§ **Data for processing**:
--------

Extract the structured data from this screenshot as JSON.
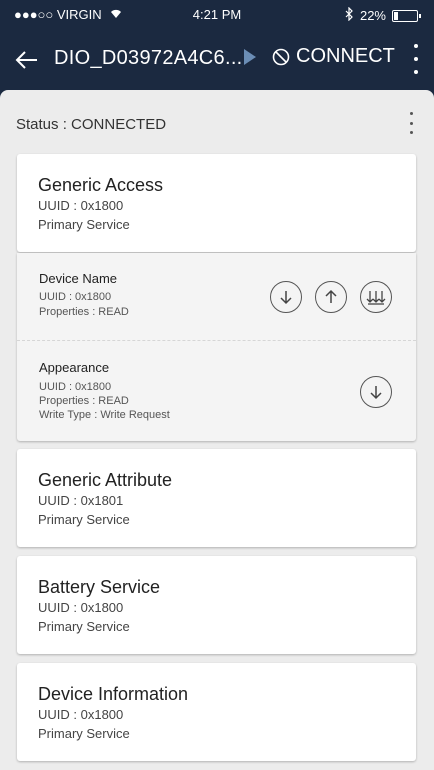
{
  "statusbar": {
    "carrier": "●●●○○ VIRGIN",
    "time": "4:21 PM",
    "battery": "22%",
    "battery_level": 0.22
  },
  "appbar": {
    "back_icon": "arrow-left-icon",
    "device_name": "DIO_D03972A4C6...",
    "connect_label": "CONNECT",
    "colors": {
      "background": "#1b2940",
      "play": "#6b8db5"
    }
  },
  "status": {
    "text": "Status : CONNECTED"
  },
  "services": [
    {
      "name": "Generic Access",
      "uuid": "UUID : 0x1800",
      "type": "Primary Service",
      "characteristics": [
        {
          "name": "Device Name",
          "uuid": "UUID : 0x1800",
          "properties": "Properties : READ",
          "actions": [
            "read-icon",
            "write-icon",
            "notify-icon"
          ]
        },
        {
          "name": "Appearance",
          "uuid": "UUID : 0x1800",
          "properties": "Properties : READ",
          "write_type": "Write Type : Write Request",
          "actions": [
            "read-icon"
          ]
        }
      ]
    },
    {
      "name": "Generic Attribute",
      "uuid": "UUID : 0x1801",
      "type": "Primary Service"
    },
    {
      "name": "Battery Service",
      "uuid": "UUID : 0x1800",
      "type": "Primary Service"
    },
    {
      "name": "Device Information",
      "uuid": "UUID : 0x1800",
      "type": "Primary Service"
    }
  ]
}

--------

§ **Written problem**: Reproduce the full material exactly, excluding the pictures.

§ **Complete response**:
Extract the structured data from this screenshot as JSON.
{
  "statusbar": {
    "carrier": "●●●○○ VIRGIN",
    "time": "4:21 PM",
    "battery": "22%",
    "battery_level": 0.22
  },
  "appbar": {
    "back_icon": "arrow-left-icon",
    "device_name": "DIO_D03972A4C6...",
    "connect_label": "CONNECT",
    "colors": {
      "background": "#1b2940",
      "play": "#6b8db5"
    }
  },
  "status": {
    "text": "Status : CONNECTED"
  },
  "services": [
    {
      "name": "Generic Access",
      "uuid": "UUID : 0x1800",
      "type": "Primary Service",
      "characteristics": [
        {
          "name": "Device Name",
          "uuid": "UUID : 0x1800",
          "properties": "Properties : READ",
          "actions": [
            "read-icon",
            "write-icon",
            "notify-icon"
          ]
        },
        {
          "name": "Appearance",
          "uuid": "UUID : 0x1800",
          "properties": "Properties : READ",
          "write_type": "Write Type : Write Request",
          "actions": [
            "read-icon"
          ]
        }
      ]
    },
    {
      "name": "Generic Attribute",
      "uuid": "UUID : 0x1801",
      "type": "Primary Service"
    },
    {
      "name": "Battery Service",
      "uuid": "UUID : 0x1800",
      "type": "Primary Service"
    },
    {
      "name": "Device Information",
      "uuid": "UUID : 0x1800",
      "type": "Primary Service"
    }
  ]
}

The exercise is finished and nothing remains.